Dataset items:
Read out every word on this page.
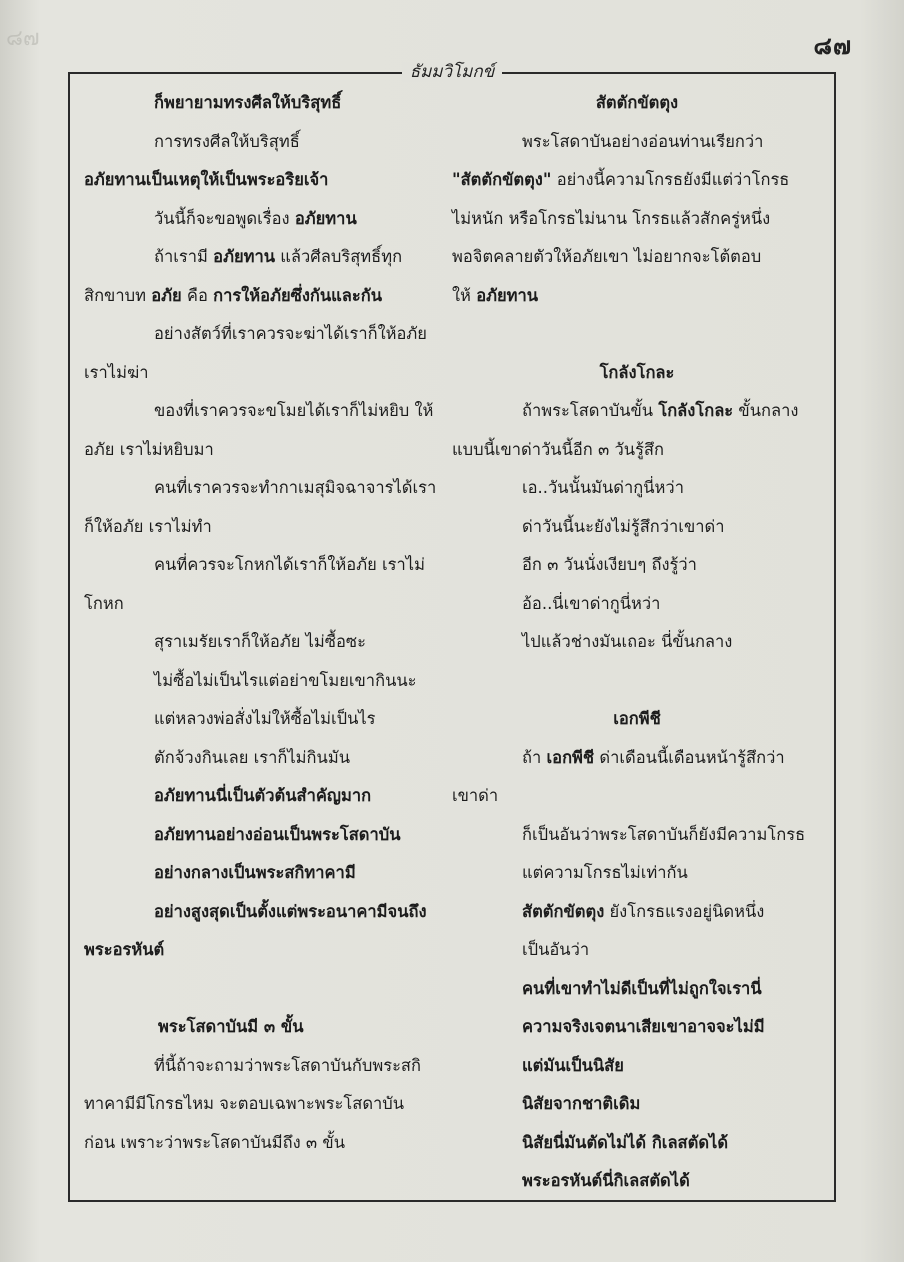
๘๗	๘๗
ธัมมวิโมกข์
ก็พยายามทรงศีลให้บริสุทธิ์
การทรงศีลให้บริสุทธิ์
อภัยทานเป็นเหตุให้เป็นพระอริยเจ้า
วันนี้ก็จะขอพูดเรื่อง อภัยทาน
ถ้าเรามี อภัยทาน แล้วศีลบริสุทธิ์ทุก
สิกขาบท อภัย คือ การให้อภัยซึ่งกันและกัน
อย่างสัตว์ที่เราควรจะฆ่าได้เราก็ให้อภัย
เราไม่ฆ่า
ของที่เราควรจะขโมยได้เราก็ไม่หยิบ ให้
อภัย เราไม่หยิบมา
คนที่เราควรจะทำกาเมสุมิจฉาจารได้เรา
ก็ให้อภัย เราไม่ทำ
คนที่ควรจะโกหกได้เราก็ให้อภัย เราไม่
โกหก
สุราเมรัยเราก็ให้อภัย ไม่ซื้อซะ
ไม่ซื้อไม่เป็นไรแต่อย่าขโมยเขากินนะ
แต่หลวงพ่อสั่งไม่ให้ซื้อไม่เป็นไร
ตักจ้วงกินเลย เราก็ไม่กินมัน
อภัยทานนี่เป็นตัวต้นสำคัญมาก
อภัยทานอย่างอ่อนเป็นพระโสดาบัน
อย่างกลางเป็นพระสกิทาคามี
อย่างสูงสุดเป็นตั้งแต่พระอนาคามีจนถึง
พระอรหันต์
พระโสดาบันมี ๓ ขั้น
ที่นี้ถ้าจะถามว่าพระโสดาบันกับพระสกิ
ทาคามีมีโกรธไหม จะตอบเฉพาะพระโสดาบัน
ก่อน เพราะว่าพระโสดาบันมีถึง ๓ ขั้น
สัตตักขัตตุง
พระโสดาบันอย่างอ่อนท่านเรียกว่า
"สัตตักขัตตุง" อย่างนี้ความโกรธยังมีแต่ว่าโกรธ
ไม่หนัก หรือโกรธไม่นาน โกรธแล้วสักครู่หนึ่ง
พอจิตคลายตัวให้อภัยเขา ไม่อยากจะโต้ตอบ
ให้ อภัยทาน
โกลังโกละ
ถ้าพระโสดาบันขั้น โกลังโกละ ขั้นกลาง
แบบนี้เขาด่าวันนี้อีก ๓ วันรู้สึก
เอ..วันนั้นมันด่ากูนี่หว่า
ด่าวันนี้นะยังไม่รู้สึกว่าเขาด่า
อีก ๓ วันนั่งเงียบๆ ถึงรู้ว่า
อ้อ..นี่เขาด่ากูนี่หว่า
ไปแล้วช่างมันเถอะ นี่ขั้นกลาง
เอกพีชี
ถ้า เอกพีชี ด่าเดือนนี้เดือนหน้ารู้สึกว่า
เขาด่า
ก็เป็นอันว่าพระโสดาบันก็ยังมีความโกรธ
แต่ความโกรธไม่เท่ากัน
สัตตักขัตตุง ยังโกรธแรงอยู่นิดหนึ่ง
เป็นอันว่า
คนที่เขาทำไม่ดีเป็นที่ไม่ถูกใจเรานี่
ความจริงเจตนาเสียเขาอาจจะไม่มี
แต่มันเป็นนิสัย
นิสัยจากชาติเดิม
นิสัยนี่มันตัดไม่ได้ กิเลสตัดได้
พระอรหันต์นี่กิเลสตัดได้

WHAT YOU NEED TO DO -> Copy the whole of the material above exactly, but not its images.

FULL RESPONSE ->
Read out every word on this page.
๘๗	๘๗
ธัมมวิโมกข์
ก็พยายามทรงศีลให้บริสุทธิ์
การทรงศีลให้บริสุทธิ์
อภัยทานเป็นเหตุให้เป็นพระอริยเจ้า
วันนี้ก็จะขอพูดเรื่อง อภัยทาน
ถ้าเรามี อภัยทาน แล้วศีลบริสุทธิ์ทุก
สิกขาบท อภัย คือ การให้อภัยซึ่งกันและกัน
อย่างสัตว์ที่เราควรจะฆ่าได้เราก็ให้อภัย
เราไม่ฆ่า
ของที่เราควรจะขโมยได้เราก็ไม่หยิบ ให้
อภัย เราไม่หยิบมา
คนที่เราควรจะทำกาเมสุมิจฉาจารได้เรา
ก็ให้อภัย เราไม่ทำ
คนที่ควรจะโกหกได้เราก็ให้อภัย เราไม่
โกหก
สุราเมรัยเราก็ให้อภัย ไม่ซื้อซะ
ไม่ซื้อไม่เป็นไรแต่อย่าขโมยเขากินนะ
แต่หลวงพ่อสั่งไม่ให้ซื้อไม่เป็นไร
ตักจ้วงกินเลย เราก็ไม่กินมัน
อภัยทานนี่เป็นตัวต้นสำคัญมาก
อภัยทานอย่างอ่อนเป็นพระโสดาบัน
อย่างกลางเป็นพระสกิทาคามี
อย่างสูงสุดเป็นตั้งแต่พระอนาคามีจนถึง
พระอรหันต์
พระโสดาบันมี ๓ ขั้น
ที่นี้ถ้าจะถามว่าพระโสดาบันกับพระสกิ
ทาคามีมีโกรธไหม จะตอบเฉพาะพระโสดาบัน
ก่อน เพราะว่าพระโสดาบันมีถึง ๓ ขั้น
สัตตักขัตตุง
พระโสดาบันอย่างอ่อนท่านเรียกว่า
"สัตตักขัตตุง" อย่างนี้ความโกรธยังมีแต่ว่าโกรธ
ไม่หนัก หรือโกรธไม่นาน โกรธแล้วสักครู่หนึ่ง
พอจิตคลายตัวให้อภัยเขา ไม่อยากจะโต้ตอบ
ให้ อภัยทาน
โกลังโกละ
ถ้าพระโสดาบันขั้น โกลังโกละ ขั้นกลาง
แบบนี้เขาด่าวันนี้อีก ๓ วันรู้สึก
เอ..วันนั้นมันด่ากูนี่หว่า
ด่าวันนี้นะยังไม่รู้สึกว่าเขาด่า
อีก ๓ วันนั่งเงียบๆ ถึงรู้ว่า
อ้อ..นี่เขาด่ากูนี่หว่า
ไปแล้วช่างมันเถอะ นี่ขั้นกลาง
เอกพีชี
ถ้า เอกพีชี ด่าเดือนนี้เดือนหน้ารู้สึกว่า
เขาด่า
ก็เป็นอันว่าพระโสดาบันก็ยังมีความโกรธ
แต่ความโกรธไม่เท่ากัน
สัตตักขัตตุง ยังโกรธแรงอยู่นิดหนึ่ง
เป็นอันว่า
คนที่เขาทำไม่ดีเป็นที่ไม่ถูกใจเรานี่
ความจริงเจตนาเสียเขาอาจจะไม่มี
แต่มันเป็นนิสัย
นิสัยจากชาติเดิม
นิสัยนี่มันตัดไม่ได้ กิเลสตัดได้
พระอรหันต์นี่กิเลสตัดได้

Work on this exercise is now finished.